_OBJECTIVE_:
In the records below, find the line containing "Type out the text in this image.". Output it and every line after it to the end, unchanged, with no pictures.

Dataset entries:
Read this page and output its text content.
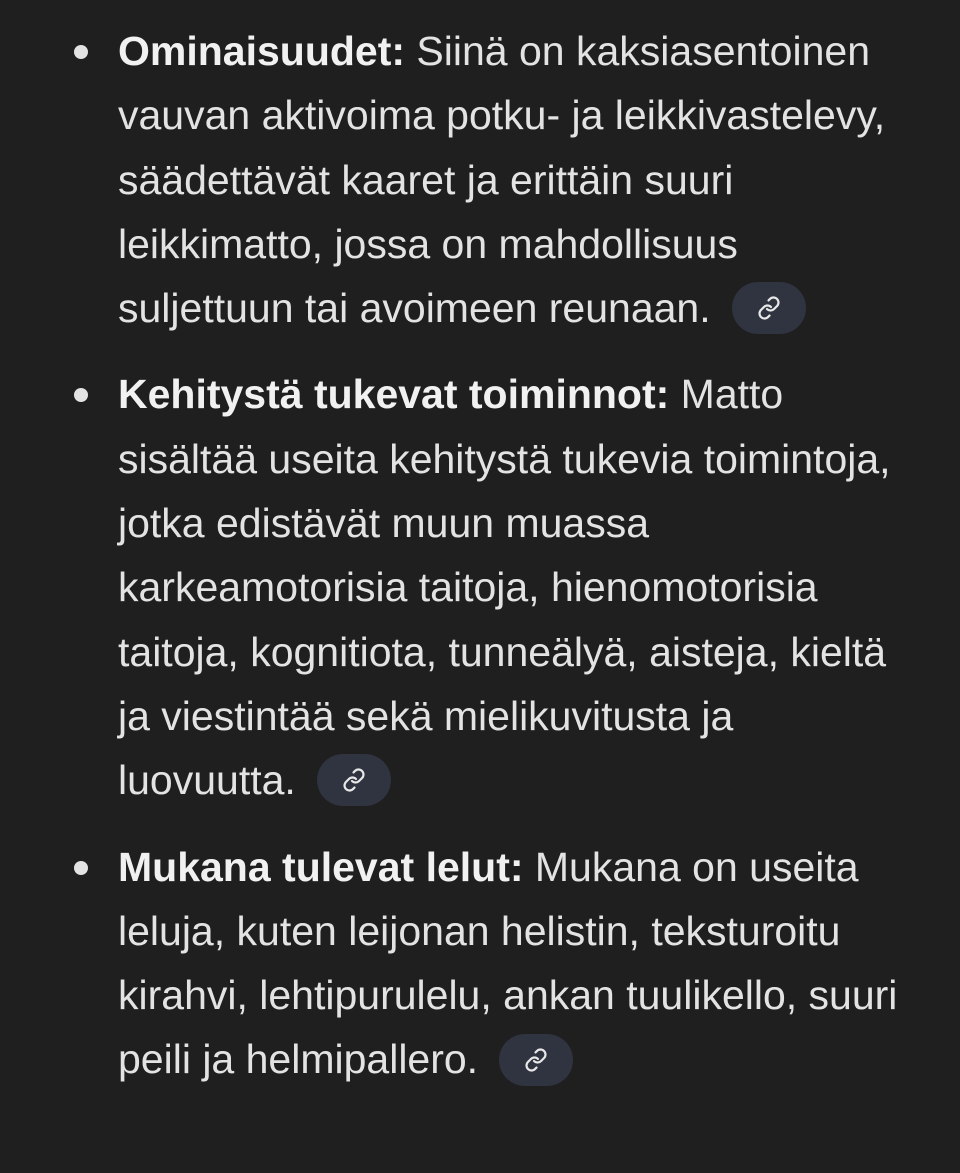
Ominaisuudet: Siinä on kaksiasentoinen vauvan aktivoima potku- ja leikkivastelevy, säädettävät kaaret ja erittäin suuri leikkimatto, jossa on mahdollisuus suljettuun tai avoimeen reunaan.
Kehitystä tukevat toiminnot: Matto sisältää useita kehitystä tukevia toimintoja, jotka edistävät muun muassa karkeamotorisia taitoja, hienomotorisia taitoja, kognitiota, tunneälyä, aisteja, kieltä ja viestintää sekä mielikuvitusta ja luovuutta.
Mukana tulevat lelut: Mukana on useita leluja, kuten leijonan helistin, teksturoitu kirahvi, lehtipurulelu, ankan tuulikello, suuri peili ja helmipallero.
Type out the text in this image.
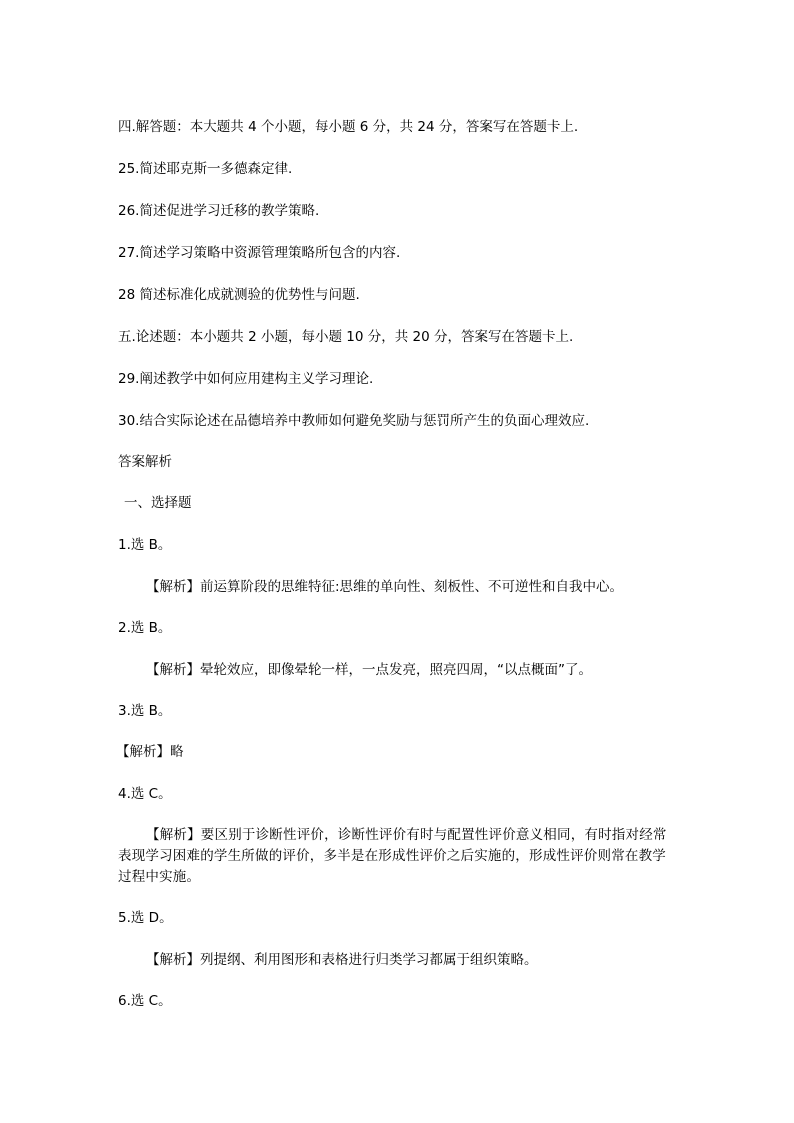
四.解答题：本大题共 4 个小题，每小题 6 分，共 24 分，答案写在答题卡上.

25.简述耶克斯一多德森定律.

26.简述促进学习迁移的教学策略.

27.简述学习策略中资源管理策略所包含的内容.

28 简述标准化成就测验的优势性与问题.

五.论述题：本小题共 2 小题，每小题 10 分，共 20 分，答案写在答题卡上.

29.阐述教学中如何应用建构主义学习理论.

30.结合实际论述在品德培养中教师如何避免奖励与惩罚所产生的负面心理效应.

答案解析

一、选择题

1.选 B。

【解析】前运算阶段的思维特征:思维的单向性、刻板性、不可逆性和自我中心。

2.选 B。

【解析】晕轮效应，即像晕轮一样，一点发亮，照亮四周，“以点概面”了。

3.选 B。

【解析】略

4.选 C。

【解析】要区别于诊断性评价，诊断性评价有时与配置性评价意义相同，有时指对经常表现学习困难的学生所做的评价，多半是在形成性评价之后实施的，形成性评价则常在教学过程中实施。

5.选 D。

【解析】列提纲、利用图形和表格进行归类学习都属于组织策略。

6.选 C。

_ANSWER FOR THIS EXERCISE_:
Type out the text in this image.
四.解答题：本大题共 4 个小题，每小题 6 分，共 24 分，答案写在答题卡上.

25.简述耶克斯一多德森定律.

26.简述促进学习迁移的教学策略.

27.简述学习策略中资源管理策略所包含的内容.

28 简述标准化成就测验的优势性与问题.

五.论述题：本小题共 2 小题，每小题 10 分，共 20 分，答案写在答题卡上.

29.阐述教学中如何应用建构主义学习理论.

30.结合实际论述在品德培养中教师如何避免奖励与惩罚所产生的负面心理效应.

答案解析

一、选择题

1.选 B。

【解析】前运算阶段的思维特征:思维的单向性、刻板性、不可逆性和自我中心。

2.选 B。

【解析】晕轮效应，即像晕轮一样，一点发亮，照亮四周，“以点概面”了。

3.选 B。

【解析】略

4.选 C。

【解析】要区别于诊断性评价，诊断性评价有时与配置性评价意义相同，有时指对经常表现学习困难的学生所做的评价，多半是在形成性评价之后实施的，形成性评价则常在教学过程中实施。

5.选 D。

【解析】列提纲、利用图形和表格进行归类学习都属于组织策略。

6.选 C。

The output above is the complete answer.